SET PROBLEM -> Filter for the word "some" and keep each matching line.

RAW RECORDS ->
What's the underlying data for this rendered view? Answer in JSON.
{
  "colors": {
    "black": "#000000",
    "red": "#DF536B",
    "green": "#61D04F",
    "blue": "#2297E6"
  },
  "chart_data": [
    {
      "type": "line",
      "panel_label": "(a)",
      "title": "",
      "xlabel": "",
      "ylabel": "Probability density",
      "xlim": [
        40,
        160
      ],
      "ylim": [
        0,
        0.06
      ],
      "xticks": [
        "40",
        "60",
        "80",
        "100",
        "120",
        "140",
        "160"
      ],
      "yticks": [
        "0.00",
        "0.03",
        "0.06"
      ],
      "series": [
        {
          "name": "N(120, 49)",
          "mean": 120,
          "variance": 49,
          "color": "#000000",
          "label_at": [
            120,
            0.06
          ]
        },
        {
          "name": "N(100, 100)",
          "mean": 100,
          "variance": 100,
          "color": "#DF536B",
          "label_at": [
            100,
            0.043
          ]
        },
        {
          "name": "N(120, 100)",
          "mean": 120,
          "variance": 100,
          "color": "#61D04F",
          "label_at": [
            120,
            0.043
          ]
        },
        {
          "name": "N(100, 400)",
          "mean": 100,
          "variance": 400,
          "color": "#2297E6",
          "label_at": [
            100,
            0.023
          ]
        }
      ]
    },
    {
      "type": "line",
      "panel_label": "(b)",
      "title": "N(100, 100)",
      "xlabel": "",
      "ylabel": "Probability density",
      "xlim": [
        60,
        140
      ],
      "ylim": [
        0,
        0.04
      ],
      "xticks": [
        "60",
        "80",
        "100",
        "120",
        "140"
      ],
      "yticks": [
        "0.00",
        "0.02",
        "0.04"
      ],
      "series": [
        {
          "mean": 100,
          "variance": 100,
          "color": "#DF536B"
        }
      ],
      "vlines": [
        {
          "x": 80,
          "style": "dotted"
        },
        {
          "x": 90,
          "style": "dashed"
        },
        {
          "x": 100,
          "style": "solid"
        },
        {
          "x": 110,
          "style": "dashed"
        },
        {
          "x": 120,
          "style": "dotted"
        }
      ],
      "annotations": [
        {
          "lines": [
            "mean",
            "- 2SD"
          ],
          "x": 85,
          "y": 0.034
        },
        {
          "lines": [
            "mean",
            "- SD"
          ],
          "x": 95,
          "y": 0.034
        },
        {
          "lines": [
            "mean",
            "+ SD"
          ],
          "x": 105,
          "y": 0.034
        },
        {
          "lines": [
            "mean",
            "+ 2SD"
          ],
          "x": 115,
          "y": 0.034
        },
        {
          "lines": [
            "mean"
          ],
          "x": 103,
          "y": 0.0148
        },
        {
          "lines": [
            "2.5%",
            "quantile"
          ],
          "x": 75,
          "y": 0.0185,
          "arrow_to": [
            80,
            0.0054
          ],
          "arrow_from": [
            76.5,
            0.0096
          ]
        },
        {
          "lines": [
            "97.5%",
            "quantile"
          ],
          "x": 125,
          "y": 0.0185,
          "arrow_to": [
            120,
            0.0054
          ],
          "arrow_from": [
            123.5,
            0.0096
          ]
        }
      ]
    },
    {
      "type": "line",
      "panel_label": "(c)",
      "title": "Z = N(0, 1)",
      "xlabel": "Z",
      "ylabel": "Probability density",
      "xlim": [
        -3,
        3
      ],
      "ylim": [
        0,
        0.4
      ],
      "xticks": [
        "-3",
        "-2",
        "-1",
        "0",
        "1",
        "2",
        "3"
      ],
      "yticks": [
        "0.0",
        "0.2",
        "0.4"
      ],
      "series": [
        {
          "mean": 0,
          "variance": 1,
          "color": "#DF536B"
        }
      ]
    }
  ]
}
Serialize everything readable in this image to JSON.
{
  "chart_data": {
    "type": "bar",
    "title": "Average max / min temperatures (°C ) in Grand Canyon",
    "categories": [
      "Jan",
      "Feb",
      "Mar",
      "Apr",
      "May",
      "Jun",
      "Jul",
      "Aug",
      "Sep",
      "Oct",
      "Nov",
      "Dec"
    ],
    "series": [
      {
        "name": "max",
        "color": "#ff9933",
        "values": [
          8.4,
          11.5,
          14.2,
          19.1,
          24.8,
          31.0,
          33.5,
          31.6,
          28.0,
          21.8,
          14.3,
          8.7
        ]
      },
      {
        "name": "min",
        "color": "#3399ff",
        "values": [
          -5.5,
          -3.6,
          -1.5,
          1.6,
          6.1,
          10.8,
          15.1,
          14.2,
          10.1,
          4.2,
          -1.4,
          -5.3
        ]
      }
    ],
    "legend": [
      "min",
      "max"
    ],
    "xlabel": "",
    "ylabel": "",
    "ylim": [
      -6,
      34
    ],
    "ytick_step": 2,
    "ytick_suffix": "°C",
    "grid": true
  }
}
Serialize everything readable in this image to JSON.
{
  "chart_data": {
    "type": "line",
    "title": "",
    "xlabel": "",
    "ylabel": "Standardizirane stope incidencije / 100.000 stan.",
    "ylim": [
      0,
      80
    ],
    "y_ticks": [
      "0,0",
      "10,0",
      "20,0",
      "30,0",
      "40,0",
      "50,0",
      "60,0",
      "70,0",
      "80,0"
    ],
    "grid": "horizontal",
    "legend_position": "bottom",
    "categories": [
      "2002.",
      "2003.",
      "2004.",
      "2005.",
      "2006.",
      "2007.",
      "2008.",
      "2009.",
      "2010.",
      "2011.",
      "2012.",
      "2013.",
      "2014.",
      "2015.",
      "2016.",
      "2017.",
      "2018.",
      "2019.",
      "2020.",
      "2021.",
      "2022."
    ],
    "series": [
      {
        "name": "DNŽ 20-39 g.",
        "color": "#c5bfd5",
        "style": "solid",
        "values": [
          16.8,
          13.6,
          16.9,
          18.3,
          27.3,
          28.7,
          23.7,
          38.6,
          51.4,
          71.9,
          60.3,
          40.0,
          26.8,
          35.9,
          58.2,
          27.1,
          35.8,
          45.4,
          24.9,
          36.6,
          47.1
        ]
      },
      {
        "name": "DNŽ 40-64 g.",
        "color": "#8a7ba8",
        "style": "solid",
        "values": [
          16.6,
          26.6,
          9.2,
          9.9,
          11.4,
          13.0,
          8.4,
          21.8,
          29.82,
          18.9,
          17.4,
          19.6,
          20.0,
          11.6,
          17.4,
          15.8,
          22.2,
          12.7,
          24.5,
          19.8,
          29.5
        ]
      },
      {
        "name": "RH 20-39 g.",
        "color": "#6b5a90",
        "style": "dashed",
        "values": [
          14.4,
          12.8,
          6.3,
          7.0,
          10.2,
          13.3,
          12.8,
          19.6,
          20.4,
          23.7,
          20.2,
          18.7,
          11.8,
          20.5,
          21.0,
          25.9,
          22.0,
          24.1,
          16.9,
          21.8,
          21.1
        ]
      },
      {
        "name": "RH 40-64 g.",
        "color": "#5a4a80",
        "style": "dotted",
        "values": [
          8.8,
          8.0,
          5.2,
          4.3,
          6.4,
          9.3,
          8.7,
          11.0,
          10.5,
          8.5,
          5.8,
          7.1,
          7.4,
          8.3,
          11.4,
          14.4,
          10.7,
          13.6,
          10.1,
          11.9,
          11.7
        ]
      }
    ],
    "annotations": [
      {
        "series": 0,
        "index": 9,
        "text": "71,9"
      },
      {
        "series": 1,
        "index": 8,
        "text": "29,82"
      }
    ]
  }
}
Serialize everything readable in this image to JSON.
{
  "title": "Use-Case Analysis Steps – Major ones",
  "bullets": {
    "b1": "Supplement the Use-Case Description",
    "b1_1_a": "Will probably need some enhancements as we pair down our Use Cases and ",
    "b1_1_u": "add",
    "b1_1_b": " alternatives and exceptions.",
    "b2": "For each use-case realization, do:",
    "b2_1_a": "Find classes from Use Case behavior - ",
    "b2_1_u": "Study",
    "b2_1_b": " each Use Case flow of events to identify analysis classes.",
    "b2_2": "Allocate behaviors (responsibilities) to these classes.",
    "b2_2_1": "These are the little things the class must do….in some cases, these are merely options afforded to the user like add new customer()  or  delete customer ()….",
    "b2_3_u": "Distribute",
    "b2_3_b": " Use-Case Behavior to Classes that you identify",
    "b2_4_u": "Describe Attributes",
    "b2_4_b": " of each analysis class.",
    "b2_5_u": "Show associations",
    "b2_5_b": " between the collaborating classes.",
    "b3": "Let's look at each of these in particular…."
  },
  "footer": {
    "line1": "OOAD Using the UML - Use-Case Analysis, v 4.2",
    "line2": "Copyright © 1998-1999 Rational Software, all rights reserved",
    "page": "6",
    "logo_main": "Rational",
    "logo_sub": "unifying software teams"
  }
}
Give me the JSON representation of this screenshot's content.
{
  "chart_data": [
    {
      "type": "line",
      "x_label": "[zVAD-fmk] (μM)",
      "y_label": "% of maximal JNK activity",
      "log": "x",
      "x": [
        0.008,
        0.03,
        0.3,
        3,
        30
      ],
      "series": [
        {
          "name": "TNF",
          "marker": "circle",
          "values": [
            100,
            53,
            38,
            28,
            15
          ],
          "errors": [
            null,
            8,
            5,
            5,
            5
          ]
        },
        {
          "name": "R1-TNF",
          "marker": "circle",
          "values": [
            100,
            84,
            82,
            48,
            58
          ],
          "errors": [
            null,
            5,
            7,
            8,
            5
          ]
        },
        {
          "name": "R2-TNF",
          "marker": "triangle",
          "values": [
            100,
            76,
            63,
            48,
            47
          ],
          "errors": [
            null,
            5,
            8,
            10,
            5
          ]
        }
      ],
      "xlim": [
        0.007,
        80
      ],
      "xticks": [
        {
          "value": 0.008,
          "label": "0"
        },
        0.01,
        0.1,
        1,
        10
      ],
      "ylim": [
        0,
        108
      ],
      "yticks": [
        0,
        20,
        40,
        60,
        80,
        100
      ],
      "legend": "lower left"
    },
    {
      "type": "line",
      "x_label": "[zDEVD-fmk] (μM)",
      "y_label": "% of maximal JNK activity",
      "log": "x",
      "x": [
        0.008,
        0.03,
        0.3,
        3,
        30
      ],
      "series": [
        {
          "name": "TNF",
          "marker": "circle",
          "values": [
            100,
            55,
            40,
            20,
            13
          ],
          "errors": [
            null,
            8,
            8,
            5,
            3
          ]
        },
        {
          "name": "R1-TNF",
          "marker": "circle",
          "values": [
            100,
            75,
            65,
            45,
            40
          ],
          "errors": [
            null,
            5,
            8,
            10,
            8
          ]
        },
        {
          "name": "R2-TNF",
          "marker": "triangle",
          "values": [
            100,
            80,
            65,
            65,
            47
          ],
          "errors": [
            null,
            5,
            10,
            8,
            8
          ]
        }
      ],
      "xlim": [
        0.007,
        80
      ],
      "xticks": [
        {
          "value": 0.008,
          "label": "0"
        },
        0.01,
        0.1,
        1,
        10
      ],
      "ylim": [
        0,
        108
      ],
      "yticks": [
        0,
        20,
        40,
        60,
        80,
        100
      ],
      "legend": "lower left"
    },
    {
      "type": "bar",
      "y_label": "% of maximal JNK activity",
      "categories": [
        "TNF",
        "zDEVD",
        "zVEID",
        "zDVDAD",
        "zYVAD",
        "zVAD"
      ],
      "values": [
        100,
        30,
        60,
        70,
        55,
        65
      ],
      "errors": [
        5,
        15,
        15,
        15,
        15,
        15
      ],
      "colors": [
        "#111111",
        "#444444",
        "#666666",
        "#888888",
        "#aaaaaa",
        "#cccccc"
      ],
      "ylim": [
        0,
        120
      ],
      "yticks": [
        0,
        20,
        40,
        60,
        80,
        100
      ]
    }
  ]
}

TASK RESPONSE ->
    "b1_1_a": "Will probably need some enhancements as we pair down our Use Cases and ",
    "b2_2_1": "These are the little things the class must do….in some cases, these are merely options afforded to the user like add new customer()  or  delete customer ()….",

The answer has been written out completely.